■ Stated goal ■
From the entries below, copy out every line with "JSON" in it.
________
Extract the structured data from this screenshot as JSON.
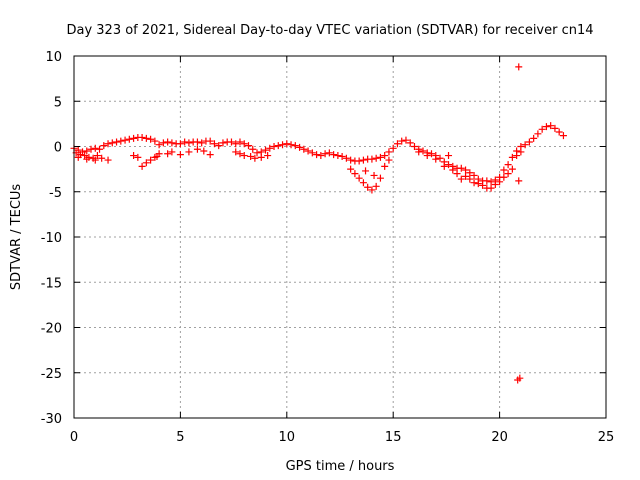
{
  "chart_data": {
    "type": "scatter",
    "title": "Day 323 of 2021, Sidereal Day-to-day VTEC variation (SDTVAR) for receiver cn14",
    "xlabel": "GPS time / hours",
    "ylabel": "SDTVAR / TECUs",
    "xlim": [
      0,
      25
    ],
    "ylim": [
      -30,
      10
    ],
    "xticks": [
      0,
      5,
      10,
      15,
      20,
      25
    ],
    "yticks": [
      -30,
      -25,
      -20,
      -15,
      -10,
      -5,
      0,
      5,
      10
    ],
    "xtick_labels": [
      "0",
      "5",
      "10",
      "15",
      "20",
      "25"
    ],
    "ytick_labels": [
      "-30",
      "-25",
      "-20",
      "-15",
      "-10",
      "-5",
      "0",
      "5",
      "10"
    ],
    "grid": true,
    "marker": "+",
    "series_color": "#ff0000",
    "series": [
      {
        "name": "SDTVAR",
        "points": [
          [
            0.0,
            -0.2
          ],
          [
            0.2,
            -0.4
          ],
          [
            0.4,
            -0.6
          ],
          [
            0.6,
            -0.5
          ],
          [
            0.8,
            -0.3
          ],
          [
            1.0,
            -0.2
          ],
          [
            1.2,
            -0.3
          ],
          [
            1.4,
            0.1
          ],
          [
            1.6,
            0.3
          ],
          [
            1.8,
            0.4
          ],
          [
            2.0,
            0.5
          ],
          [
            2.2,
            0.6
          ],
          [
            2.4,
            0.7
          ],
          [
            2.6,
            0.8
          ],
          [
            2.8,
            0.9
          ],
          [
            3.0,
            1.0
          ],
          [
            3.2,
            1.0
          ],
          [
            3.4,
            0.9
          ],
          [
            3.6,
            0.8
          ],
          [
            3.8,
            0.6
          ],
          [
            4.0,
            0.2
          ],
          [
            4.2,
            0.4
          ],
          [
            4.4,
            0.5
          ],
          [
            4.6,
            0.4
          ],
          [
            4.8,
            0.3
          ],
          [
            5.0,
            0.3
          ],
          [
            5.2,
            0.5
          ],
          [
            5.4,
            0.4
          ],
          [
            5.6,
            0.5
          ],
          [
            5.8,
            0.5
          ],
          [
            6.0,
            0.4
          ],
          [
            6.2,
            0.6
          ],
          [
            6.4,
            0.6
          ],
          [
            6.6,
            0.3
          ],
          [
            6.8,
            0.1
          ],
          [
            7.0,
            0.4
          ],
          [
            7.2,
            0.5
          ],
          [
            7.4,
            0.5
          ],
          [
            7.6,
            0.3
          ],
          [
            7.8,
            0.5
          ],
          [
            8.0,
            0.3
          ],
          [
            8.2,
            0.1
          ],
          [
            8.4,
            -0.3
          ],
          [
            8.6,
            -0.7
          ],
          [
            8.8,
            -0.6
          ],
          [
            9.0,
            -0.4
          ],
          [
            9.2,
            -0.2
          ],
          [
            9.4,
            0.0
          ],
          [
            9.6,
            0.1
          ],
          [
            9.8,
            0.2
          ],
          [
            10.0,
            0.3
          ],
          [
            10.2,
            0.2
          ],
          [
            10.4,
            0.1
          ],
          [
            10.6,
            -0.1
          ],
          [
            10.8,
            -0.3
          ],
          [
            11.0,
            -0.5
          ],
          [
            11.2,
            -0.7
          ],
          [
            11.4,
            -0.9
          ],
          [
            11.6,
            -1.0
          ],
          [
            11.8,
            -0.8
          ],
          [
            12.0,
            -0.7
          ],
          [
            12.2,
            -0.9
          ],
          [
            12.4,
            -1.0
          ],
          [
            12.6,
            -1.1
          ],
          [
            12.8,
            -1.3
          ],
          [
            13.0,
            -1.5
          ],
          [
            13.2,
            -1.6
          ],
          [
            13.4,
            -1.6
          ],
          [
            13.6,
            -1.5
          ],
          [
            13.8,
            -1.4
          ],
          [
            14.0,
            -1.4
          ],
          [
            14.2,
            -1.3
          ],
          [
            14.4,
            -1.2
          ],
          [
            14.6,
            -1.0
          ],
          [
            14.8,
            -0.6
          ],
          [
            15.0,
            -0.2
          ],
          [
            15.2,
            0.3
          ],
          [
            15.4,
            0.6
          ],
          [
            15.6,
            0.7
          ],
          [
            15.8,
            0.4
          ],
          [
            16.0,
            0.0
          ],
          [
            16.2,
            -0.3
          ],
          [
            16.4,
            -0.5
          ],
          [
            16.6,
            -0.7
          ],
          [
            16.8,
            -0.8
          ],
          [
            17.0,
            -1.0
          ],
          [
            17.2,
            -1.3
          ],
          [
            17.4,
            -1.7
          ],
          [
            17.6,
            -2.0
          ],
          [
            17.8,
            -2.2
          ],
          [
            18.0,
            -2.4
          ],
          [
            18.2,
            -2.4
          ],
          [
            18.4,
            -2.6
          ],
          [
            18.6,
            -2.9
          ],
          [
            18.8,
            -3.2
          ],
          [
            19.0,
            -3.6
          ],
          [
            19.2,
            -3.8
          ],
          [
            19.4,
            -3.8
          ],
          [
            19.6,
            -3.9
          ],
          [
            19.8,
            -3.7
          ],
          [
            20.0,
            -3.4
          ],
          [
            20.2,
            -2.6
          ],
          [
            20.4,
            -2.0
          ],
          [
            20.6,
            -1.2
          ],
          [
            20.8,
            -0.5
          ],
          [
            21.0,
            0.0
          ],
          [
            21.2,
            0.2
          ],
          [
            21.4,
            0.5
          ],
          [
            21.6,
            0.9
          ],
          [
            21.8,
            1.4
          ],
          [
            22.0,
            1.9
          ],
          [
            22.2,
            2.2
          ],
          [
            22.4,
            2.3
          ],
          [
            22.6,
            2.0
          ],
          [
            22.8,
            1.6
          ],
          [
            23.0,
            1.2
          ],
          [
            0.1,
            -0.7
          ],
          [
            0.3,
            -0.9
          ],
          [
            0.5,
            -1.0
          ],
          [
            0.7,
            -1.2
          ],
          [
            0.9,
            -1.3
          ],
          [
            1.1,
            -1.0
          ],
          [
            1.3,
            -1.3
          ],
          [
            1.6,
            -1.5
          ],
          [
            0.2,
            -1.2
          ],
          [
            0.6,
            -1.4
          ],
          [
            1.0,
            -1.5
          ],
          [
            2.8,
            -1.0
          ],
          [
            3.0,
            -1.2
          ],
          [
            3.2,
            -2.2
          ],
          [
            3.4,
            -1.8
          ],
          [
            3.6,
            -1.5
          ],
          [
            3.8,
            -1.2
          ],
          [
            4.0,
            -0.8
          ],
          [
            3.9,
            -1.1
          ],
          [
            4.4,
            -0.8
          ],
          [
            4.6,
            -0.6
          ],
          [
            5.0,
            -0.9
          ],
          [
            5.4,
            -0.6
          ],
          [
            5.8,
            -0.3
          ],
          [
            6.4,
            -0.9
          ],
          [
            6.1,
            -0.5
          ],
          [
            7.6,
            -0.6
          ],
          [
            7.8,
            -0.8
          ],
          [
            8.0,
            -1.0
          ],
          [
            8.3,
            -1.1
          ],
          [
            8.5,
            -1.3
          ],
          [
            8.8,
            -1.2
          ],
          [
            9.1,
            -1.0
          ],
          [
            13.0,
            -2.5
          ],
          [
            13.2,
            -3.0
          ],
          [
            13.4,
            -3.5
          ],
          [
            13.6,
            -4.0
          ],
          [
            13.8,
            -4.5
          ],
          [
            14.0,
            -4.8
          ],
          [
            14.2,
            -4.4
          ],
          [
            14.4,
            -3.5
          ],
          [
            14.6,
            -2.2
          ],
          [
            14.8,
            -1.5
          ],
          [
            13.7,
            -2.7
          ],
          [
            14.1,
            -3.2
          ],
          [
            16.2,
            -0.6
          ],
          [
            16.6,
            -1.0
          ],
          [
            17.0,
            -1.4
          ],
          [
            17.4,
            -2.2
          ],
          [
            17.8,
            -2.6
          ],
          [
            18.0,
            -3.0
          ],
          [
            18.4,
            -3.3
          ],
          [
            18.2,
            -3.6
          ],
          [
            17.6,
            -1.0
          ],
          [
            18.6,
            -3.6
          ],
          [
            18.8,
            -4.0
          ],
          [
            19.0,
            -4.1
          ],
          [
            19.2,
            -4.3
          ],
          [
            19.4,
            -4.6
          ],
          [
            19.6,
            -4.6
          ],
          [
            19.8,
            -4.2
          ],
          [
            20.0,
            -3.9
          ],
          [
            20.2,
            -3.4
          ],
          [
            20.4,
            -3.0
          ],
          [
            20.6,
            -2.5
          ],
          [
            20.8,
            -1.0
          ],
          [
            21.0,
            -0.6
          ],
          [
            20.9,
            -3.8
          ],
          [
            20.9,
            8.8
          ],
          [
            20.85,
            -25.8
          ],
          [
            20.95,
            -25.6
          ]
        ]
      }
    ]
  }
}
________
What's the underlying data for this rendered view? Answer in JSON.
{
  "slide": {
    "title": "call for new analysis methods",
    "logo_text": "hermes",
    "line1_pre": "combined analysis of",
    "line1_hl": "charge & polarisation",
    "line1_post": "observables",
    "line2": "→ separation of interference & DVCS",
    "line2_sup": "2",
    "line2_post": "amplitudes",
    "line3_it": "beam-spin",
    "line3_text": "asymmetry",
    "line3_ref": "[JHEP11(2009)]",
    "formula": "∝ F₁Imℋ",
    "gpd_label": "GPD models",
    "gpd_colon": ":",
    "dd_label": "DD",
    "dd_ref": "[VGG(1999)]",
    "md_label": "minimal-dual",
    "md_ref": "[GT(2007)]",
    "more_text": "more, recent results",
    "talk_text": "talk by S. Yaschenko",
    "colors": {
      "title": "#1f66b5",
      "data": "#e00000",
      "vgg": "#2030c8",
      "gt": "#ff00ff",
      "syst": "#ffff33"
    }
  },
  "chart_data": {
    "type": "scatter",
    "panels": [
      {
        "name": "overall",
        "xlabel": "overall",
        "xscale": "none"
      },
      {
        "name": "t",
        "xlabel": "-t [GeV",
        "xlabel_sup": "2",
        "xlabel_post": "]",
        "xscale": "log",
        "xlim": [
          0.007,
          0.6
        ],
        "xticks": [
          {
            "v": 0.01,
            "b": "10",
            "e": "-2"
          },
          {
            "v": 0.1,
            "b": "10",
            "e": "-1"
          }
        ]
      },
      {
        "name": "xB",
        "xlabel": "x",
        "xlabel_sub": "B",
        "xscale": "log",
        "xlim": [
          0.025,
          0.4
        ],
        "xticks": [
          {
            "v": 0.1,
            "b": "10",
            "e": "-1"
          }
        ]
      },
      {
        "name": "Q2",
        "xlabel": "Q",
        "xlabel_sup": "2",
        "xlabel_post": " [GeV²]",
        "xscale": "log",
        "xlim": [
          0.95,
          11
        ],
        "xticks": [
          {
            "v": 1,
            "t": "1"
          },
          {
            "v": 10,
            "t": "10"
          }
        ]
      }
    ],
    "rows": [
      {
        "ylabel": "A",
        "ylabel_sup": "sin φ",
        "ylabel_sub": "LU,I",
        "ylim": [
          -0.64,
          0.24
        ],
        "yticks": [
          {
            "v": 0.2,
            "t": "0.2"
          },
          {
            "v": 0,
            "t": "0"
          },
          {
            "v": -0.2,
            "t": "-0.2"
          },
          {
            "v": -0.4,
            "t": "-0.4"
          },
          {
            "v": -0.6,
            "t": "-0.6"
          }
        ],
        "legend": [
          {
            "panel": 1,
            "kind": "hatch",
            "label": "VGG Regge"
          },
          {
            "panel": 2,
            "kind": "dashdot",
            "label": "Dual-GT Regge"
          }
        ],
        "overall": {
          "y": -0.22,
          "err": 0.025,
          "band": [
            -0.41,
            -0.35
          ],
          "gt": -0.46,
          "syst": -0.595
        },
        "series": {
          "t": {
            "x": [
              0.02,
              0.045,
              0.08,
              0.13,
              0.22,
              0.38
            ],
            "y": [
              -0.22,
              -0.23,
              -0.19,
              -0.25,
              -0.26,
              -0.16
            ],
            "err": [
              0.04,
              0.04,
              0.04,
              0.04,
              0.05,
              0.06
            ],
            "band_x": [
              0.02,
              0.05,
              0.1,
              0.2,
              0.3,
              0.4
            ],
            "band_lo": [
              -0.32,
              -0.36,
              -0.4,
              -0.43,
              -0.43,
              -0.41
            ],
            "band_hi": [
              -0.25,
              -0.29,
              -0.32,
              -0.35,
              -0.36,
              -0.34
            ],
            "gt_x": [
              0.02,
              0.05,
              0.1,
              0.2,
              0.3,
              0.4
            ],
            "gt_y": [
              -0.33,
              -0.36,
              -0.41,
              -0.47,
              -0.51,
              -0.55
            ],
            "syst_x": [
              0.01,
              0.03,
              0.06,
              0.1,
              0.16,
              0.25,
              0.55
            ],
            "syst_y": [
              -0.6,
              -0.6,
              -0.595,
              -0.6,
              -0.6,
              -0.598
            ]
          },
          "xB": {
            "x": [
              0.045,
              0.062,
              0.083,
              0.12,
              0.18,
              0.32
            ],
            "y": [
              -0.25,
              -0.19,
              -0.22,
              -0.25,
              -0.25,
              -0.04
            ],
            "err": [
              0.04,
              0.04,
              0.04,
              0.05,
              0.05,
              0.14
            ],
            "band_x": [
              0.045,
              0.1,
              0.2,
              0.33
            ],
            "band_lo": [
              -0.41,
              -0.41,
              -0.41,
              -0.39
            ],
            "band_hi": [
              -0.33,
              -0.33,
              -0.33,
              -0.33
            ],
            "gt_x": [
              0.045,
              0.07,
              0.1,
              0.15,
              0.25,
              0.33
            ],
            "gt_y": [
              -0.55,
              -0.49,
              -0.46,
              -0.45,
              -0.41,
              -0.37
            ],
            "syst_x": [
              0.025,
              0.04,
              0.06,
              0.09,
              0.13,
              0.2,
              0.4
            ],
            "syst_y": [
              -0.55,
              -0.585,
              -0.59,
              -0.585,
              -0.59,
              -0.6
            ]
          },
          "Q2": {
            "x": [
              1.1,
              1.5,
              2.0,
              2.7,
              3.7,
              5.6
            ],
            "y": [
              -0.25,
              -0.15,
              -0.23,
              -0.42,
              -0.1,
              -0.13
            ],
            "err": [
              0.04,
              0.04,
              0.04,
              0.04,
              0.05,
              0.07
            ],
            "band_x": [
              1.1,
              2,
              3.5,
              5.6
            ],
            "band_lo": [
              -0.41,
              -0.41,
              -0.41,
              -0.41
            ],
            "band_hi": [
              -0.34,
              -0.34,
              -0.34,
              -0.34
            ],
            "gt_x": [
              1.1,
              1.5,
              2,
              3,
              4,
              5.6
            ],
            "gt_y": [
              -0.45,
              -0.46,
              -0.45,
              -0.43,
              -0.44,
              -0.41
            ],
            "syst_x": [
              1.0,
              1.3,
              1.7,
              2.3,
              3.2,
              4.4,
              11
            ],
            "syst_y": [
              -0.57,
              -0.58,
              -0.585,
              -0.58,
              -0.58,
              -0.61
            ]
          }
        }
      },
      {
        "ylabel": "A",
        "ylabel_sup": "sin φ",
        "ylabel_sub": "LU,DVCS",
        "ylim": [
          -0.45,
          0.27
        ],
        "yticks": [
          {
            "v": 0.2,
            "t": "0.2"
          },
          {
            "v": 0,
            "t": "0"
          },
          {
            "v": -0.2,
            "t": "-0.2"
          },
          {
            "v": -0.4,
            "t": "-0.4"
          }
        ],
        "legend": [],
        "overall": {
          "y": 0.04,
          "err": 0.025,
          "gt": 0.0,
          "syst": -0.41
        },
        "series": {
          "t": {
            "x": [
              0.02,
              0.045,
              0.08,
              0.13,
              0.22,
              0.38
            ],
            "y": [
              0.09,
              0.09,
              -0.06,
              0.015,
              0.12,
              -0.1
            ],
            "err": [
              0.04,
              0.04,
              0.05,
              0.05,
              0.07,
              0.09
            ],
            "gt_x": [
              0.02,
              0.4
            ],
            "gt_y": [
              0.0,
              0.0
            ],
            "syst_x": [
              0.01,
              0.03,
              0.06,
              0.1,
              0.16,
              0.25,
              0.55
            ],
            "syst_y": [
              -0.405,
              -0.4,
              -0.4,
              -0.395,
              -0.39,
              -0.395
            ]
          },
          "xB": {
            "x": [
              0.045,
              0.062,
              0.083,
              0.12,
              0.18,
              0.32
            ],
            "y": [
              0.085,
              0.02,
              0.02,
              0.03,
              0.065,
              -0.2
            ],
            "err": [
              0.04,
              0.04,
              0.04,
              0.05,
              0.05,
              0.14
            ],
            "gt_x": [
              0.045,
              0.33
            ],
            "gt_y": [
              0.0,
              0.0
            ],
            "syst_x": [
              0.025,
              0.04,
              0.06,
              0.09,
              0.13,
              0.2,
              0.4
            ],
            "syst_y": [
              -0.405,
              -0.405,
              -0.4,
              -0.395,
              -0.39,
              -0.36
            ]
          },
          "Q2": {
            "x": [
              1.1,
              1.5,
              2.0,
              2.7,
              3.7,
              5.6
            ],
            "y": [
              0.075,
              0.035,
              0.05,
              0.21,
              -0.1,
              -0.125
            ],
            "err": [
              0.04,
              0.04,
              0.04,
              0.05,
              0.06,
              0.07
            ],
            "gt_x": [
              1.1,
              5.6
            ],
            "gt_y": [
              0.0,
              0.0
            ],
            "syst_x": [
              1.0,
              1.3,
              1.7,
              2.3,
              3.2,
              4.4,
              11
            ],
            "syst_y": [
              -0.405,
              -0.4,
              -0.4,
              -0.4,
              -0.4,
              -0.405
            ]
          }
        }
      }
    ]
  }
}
________
■ Right answer ■
Extract the structured data from this screenshot as JSON.
What's the underlying data for this rendered view? Answer in JSON.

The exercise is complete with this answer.